To do:
Pick out each line with the word "JSON" from the material that follows.

Material provided:
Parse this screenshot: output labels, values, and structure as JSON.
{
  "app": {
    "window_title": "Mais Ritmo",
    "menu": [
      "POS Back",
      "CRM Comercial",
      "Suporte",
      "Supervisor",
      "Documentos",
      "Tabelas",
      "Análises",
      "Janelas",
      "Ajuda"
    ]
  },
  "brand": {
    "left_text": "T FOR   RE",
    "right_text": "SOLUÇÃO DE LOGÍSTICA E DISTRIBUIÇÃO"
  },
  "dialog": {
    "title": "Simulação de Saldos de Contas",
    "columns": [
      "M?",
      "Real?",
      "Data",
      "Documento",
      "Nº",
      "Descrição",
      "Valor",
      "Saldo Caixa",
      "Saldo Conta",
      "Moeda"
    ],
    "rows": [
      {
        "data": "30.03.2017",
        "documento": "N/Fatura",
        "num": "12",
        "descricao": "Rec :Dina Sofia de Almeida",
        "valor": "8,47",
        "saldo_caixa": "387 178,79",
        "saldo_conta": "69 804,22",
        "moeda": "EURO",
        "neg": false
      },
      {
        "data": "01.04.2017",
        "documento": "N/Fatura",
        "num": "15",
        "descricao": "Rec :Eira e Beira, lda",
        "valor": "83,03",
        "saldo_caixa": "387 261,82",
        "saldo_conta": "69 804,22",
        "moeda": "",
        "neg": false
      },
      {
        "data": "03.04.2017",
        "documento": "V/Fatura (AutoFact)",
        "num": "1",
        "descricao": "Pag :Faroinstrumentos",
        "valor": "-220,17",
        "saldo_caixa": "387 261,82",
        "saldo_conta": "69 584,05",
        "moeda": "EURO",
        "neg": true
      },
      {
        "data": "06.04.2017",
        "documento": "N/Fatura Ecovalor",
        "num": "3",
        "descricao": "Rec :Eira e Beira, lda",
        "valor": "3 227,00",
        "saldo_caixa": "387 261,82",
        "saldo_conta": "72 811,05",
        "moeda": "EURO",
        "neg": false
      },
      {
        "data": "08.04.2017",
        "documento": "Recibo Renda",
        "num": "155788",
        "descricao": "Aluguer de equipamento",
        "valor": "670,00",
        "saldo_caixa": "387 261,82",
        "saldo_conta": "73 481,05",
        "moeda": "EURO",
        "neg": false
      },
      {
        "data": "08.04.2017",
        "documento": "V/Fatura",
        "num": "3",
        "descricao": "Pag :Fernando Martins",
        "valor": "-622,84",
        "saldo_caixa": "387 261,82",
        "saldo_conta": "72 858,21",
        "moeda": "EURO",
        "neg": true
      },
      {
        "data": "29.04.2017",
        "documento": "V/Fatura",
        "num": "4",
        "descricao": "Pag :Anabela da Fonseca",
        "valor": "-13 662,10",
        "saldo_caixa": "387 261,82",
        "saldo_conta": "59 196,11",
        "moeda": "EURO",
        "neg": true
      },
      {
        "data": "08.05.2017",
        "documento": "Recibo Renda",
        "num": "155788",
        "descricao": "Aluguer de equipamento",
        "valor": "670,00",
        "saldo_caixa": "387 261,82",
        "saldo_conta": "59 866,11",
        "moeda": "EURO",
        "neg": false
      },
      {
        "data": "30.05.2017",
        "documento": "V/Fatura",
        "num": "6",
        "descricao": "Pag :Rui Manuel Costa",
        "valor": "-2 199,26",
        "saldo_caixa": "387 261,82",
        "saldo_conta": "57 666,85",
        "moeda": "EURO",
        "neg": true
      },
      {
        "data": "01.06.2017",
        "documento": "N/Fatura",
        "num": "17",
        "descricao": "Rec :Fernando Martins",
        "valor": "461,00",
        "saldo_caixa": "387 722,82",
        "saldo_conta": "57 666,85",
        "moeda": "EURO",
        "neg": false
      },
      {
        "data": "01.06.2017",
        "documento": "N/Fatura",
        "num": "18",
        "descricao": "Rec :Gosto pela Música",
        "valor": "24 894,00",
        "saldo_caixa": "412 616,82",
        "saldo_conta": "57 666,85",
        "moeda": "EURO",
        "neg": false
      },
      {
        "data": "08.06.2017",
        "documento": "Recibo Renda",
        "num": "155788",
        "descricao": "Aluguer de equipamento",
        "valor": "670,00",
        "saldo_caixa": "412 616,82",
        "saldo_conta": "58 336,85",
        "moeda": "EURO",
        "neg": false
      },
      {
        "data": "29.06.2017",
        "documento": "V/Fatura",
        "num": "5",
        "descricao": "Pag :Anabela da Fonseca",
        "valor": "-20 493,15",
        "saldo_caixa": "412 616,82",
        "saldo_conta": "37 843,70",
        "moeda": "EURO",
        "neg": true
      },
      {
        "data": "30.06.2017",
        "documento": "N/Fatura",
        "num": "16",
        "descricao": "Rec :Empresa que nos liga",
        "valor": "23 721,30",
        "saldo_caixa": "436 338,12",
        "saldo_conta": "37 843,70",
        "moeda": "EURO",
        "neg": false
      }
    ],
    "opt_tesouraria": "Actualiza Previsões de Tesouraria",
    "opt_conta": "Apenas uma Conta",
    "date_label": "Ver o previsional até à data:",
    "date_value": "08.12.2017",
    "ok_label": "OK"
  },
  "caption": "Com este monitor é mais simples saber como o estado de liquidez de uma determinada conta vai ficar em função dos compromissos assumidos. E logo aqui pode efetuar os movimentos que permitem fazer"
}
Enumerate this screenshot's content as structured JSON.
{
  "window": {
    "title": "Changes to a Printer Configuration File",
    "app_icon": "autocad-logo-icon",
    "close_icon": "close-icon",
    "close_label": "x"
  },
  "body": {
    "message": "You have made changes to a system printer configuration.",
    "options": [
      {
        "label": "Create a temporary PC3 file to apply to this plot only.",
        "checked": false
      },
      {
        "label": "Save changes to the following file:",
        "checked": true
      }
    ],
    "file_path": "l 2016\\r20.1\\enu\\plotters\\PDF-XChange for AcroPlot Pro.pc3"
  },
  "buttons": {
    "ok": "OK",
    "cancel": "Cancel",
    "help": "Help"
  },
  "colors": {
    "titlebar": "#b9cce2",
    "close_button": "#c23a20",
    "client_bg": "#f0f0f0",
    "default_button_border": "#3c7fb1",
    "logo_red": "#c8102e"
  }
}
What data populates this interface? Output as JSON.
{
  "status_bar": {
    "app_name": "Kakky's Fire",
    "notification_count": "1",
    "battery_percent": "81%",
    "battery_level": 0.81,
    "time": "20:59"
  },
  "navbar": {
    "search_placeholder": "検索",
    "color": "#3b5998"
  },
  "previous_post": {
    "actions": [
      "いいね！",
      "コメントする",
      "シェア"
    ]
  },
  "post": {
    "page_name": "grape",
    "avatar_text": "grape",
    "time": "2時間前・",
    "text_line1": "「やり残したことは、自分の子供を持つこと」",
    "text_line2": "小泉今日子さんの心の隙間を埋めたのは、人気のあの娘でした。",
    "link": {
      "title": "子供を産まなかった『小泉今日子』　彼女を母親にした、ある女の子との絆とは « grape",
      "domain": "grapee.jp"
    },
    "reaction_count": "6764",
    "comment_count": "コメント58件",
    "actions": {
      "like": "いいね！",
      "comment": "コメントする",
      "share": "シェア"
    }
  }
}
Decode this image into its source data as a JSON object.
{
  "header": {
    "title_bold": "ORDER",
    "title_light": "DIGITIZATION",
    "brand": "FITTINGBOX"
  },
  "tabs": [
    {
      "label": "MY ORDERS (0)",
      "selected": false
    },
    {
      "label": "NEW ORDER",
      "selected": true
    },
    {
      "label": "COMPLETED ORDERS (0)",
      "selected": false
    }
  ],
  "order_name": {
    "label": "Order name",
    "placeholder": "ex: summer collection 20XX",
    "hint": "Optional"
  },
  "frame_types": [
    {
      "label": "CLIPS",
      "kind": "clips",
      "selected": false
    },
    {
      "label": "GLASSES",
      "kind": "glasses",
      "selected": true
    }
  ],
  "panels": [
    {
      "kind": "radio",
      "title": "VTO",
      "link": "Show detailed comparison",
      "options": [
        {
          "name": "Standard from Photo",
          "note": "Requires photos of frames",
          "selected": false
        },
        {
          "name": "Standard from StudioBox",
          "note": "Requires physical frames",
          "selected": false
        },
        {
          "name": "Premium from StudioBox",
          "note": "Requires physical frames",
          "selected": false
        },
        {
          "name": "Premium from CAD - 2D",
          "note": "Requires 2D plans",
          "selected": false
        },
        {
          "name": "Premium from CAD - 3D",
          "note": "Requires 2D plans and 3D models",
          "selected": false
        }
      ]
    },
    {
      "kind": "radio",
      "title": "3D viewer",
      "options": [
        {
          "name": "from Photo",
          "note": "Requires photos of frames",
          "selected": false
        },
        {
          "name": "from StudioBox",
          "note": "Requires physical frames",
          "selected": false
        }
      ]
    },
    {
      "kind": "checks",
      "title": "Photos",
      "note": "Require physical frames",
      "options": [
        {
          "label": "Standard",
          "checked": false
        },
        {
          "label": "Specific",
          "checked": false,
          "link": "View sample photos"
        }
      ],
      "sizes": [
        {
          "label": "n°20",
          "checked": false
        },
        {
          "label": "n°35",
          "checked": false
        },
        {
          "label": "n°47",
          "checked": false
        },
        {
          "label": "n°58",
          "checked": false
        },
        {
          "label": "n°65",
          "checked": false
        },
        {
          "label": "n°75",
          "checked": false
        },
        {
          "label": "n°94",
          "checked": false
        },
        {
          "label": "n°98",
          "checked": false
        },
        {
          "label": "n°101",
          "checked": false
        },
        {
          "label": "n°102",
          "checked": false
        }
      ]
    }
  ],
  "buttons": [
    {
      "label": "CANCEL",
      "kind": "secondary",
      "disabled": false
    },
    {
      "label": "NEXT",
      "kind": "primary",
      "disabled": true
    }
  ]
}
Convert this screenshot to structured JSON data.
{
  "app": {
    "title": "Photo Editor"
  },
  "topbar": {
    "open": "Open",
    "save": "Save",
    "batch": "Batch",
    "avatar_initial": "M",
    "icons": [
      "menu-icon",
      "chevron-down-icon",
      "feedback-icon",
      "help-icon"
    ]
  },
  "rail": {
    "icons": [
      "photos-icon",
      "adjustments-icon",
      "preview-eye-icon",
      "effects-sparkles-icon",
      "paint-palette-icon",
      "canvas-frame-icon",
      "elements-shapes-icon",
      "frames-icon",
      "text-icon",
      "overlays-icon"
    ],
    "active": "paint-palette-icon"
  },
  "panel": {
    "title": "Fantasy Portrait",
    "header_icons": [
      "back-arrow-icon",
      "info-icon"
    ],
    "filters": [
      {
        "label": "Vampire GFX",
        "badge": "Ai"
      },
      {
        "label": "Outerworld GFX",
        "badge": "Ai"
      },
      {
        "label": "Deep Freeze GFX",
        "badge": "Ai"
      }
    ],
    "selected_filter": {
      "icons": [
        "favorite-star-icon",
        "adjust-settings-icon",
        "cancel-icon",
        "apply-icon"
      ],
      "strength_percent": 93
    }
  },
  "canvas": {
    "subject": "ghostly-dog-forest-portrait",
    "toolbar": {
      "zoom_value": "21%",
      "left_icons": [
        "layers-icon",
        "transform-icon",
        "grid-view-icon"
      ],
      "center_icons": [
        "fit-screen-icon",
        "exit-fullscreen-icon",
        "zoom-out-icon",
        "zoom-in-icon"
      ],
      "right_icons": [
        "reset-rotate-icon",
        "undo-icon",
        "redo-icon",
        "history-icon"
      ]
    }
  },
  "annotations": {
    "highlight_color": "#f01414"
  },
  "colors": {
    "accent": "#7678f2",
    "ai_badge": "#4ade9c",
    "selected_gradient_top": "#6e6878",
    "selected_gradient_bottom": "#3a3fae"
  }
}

Solution for this problem:
Parse this screenshot: output labels, values, and structure as JSON.
Enumerate this screenshot's content as structured JSON.
What data populates this interface? Output as JSON.
Decode this image into its source data as a JSON object.
Convert this screenshot to structured JSON data.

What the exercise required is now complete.